_ANGEZEIGTER TEXT_
□ □ □ □ □

David schreibt über seine Motivation selbst „Intervals.icu is a fun side project. I wanted to learn more about cycling training and some new front-end tech. Both boxes ticked!“ 

Ich finde es faszinierend, mit welcher Schnelligkeit und Frequenz David Anpassungen und Ergänzungen vornimmt. Aber – das ist halt alles nicht garantiert und wenn er irgendwann mal keine Zeit oder Lust mehr hat… Aus diesem Grunde spiele ich momentan gerne immer mal wieder ein wenig mit Intervals.icu herum, würde aber nie auf den Gedanken kommen, aufwendig meine Daten dort zu editieren oder ausführliche Notizen dort anzulegen und auf die Langlebigkeit dieses Projekts zu setzen. Die mag gegeben sein, oder auch nicht. Meine Notizen und Datenedits halte ich persönlich lieber lokal in Golden Cheetah.

□ □ □ □ □

_AUFGABE 1_
Wo werden laut dem Text über Intervals.icu die eigenen Notizen und Datenedits aufbewahrt?
Text und Datensätze haben nichts miteinander zu tun.

[Auflistungen der Elementpositionen]
□ □ □ □ □

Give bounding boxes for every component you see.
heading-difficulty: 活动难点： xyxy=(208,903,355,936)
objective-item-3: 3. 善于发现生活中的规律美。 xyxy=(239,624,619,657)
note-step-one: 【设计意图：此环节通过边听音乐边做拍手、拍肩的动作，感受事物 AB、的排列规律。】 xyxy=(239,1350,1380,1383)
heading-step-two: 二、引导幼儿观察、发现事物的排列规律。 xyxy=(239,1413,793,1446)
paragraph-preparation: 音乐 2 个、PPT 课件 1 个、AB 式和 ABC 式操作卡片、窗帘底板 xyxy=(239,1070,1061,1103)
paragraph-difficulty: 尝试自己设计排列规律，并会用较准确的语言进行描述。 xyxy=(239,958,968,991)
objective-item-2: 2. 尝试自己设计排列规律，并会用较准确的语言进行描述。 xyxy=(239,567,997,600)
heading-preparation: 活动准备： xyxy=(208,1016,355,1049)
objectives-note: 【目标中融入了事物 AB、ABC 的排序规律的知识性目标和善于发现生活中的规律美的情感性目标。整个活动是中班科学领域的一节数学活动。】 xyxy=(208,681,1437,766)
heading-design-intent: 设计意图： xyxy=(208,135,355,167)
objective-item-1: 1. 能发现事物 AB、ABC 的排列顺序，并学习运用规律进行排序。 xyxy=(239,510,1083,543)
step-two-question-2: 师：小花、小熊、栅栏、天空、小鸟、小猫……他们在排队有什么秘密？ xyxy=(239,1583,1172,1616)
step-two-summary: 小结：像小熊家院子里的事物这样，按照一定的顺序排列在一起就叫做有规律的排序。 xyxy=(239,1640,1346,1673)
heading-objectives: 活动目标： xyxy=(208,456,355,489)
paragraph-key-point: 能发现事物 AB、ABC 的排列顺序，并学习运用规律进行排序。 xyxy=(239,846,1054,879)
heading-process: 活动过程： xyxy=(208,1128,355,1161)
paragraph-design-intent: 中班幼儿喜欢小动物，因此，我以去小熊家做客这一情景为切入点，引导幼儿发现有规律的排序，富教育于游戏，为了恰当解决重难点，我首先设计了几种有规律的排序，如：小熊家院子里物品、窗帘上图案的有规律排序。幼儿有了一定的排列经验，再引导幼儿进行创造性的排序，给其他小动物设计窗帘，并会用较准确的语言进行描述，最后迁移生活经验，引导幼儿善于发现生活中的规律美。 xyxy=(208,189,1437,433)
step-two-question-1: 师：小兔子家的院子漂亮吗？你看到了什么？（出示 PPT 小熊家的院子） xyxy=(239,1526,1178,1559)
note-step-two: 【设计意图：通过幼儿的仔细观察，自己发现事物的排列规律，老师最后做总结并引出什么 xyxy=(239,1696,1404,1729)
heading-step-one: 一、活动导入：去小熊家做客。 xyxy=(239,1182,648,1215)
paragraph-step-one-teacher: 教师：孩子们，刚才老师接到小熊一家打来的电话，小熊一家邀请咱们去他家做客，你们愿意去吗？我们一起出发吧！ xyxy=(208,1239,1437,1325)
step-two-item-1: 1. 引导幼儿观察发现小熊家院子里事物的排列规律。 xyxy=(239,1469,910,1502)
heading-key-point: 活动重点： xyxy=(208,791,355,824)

□ □ □ □ □

_AUFGABE 2_
Gib die Zeilen der Datensätze unverändert zurück, vom Anfang der Datensätze bis einschließlich der Zeile mit „heading-process: 活动过程： xyxy=(208,1128,355,1161)“.

_ANTWORT 1_
Lokal in Golden Cheetah.

_ANTWORT 2_
Give bounding boxes for every component you see.
heading-difficulty: 活动难点： xyxy=(208,903,355,936)
objective-item-3: 3. 善于发现生活中的规律美。 xyxy=(239,624,619,657)
note-step-one: 【设计意图：此环节通过边听音乐边做拍手、拍肩的动作，感受事物 AB、的排列规律。】 xyxy=(239,1350,1380,1383)
heading-step-two: 二、引导幼儿观察、发现事物的排列规律。 xyxy=(239,1413,793,1446)
paragraph-preparation: 音乐 2 个、PPT 课件 1 个、AB 式和 ABC 式操作卡片、窗帘底板 xyxy=(239,1070,1061,1103)
paragraph-difficulty: 尝试自己设计排列规律，并会用较准确的语言进行描述。 xyxy=(239,958,968,991)
objective-item-2: 2. 尝试自己设计排列规律，并会用较准确的语言进行描述。 xyxy=(239,567,997,600)
heading-preparation: 活动准备： xyxy=(208,1016,355,1049)
objectives-note: 【目标中融入了事物 AB、ABC 的排序规律的知识性目标和善于发现生活中的规律美的情感性目标。整个活动是中班科学领域的一节数学活动。】 xyxy=(208,681,1437,766)
heading-design-intent: 设计意图： xyxy=(208,135,355,167)
objective-item-1: 1. 能发现事物 AB、ABC 的排列顺序，并学习运用规律进行排序。 xyxy=(239,510,1083,543)
step-two-question-2: 师：小花、小熊、栅栏、天空、小鸟、小猫……他们在排队有什么秘密？ xyxy=(239,1583,1172,1616)
step-two-summary: 小结：像小熊家院子里的事物这样，按照一定的顺序排列在一起就叫做有规律的排序。 xyxy=(239,1640,1346,1673)
heading-objectives: 活动目标： xyxy=(208,456,355,489)
paragraph-key-point: 能发现事物 AB、ABC 的排列顺序，并学习运用规律进行排序。 xyxy=(239,846,1054,879)
heading-process: 活动过程： xyxy=(208,1128,355,1161)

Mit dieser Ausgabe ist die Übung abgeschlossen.